Reproduce the listing verbatim.
* * *
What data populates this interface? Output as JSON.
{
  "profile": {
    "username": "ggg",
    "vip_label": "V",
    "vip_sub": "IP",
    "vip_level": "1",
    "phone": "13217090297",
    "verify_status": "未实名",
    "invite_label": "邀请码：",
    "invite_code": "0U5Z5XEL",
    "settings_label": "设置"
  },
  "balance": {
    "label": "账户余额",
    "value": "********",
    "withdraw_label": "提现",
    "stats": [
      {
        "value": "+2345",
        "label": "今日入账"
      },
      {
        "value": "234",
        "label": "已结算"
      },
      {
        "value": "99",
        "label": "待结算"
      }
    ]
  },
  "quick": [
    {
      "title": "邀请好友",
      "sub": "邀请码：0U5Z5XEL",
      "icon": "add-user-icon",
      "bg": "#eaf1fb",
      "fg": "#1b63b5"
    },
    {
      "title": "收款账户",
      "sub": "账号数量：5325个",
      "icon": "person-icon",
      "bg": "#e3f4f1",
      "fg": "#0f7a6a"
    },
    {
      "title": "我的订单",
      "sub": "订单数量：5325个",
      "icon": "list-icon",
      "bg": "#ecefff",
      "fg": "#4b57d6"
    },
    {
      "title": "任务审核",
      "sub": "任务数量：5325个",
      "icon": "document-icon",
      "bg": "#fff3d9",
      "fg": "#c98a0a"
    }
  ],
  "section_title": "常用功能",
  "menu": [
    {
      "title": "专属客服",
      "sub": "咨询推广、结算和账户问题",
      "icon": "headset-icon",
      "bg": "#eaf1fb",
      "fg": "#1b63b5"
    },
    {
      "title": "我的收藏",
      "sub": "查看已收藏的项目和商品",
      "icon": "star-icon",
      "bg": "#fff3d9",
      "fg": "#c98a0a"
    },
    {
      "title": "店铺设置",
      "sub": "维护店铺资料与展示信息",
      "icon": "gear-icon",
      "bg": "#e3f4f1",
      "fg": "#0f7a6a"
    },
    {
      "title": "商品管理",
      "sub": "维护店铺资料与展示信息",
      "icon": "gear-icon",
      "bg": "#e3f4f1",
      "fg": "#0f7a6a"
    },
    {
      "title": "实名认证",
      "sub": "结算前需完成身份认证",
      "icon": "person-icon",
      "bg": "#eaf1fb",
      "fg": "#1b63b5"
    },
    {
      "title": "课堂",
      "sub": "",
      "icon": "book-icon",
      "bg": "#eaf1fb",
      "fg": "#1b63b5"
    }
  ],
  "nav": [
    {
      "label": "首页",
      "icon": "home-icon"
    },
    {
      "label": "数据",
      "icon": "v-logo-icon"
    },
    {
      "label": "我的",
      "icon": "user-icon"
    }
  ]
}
* * *
EXERCISE OUTPUT
What data populates this interface? Output as JSON.
{
  "profile": {
    "username": "ggg",
    "vip_label": "V",
    "vip_sub": "IP",
    "vip_level": "1",
    "phone": "13217090297",
    "verify_status": "未实名",
    "invite_label": "邀请码：",
    "invite_code": "0U5Z5XEL",
    "settings_label": "设置"
  },
  "balance": {
    "label": "账户余额",
    "value": "********",
    "withdraw_label": "提现",
    "stats": [
      {
        "value": "+2345",
        "label": "今日入账"
      },
      {
        "value": "234",
        "label": "已结算"
      },
      {
        "value": "99",
        "label": "待结算"
      }
    ]
  },
  "quick": [
    {
      "title": "邀请好友",
      "sub": "邀请码：0U5Z5XEL",
      "icon": "add-user-icon",
      "bg": "#eaf1fb",
      "fg": "#1b63b5"
    },
    {
      "title": "收款账户",
      "sub": "账号数量：5325个",
      "icon": "person-icon",
      "bg": "#e3f4f1",
      "fg": "#0f7a6a"
    },
    {
      "title": "我的订单",
      "sub": "订单数量：5325个",
      "icon": "list-icon",
      "bg": "#ecefff",
      "fg": "#4b57d6"
    },
    {
      "title": "任务审核",
      "sub": "任务数量：5325个",
      "icon": "document-icon",
      "bg": "#fff3d9",
      "fg": "#c98a0a"
    }
  ],
  "section_title": "常用功能",
  "menu": [
    {
      "title": "专属客服",
      "sub": "咨询推广、结算和账户问题",
      "icon": "headset-icon",
      "bg": "#eaf1fb",
      "fg": "#1b63b5"
    },
    {
      "title": "我的收藏",
      "sub": "查看已收藏的项目和商品",
      "icon": "star-icon",
      "bg": "#fff3d9",
      "fg": "#c98a0a"
    },
    {
      "title": "店铺设置",
      "sub": "维护店铺资料与展示信息",
      "icon": "gear-icon",
      "bg": "#e3f4f1",
      "fg": "#0f7a6a"
    },
    {
      "title": "商品管理",
      "sub": "维护店铺资料与展示信息",
      "icon": "gear-icon",
      "bg": "#e3f4f1",
      "fg": "#0f7a6a"
    },
    {
      "title": "实名认证",
      "sub": "结算前需完成身份认证",
      "icon": "person-icon",
      "bg": "#eaf1fb",
      "fg": "#1b63b5"
    },
    {
      "title": "课堂",
      "sub": "",
      "icon": "book-icon",
      "bg": "#eaf1fb",
      "fg": "#1b63b5"
    }
  ],
  "nav": [
    {
      "label": "首页",
      "icon": "home-icon"
    },
    {
      "label": "数据",
      "icon": "v-logo-icon"
    },
    {
      "label": "我的",
      "icon": "user-icon"
    }
  ]
}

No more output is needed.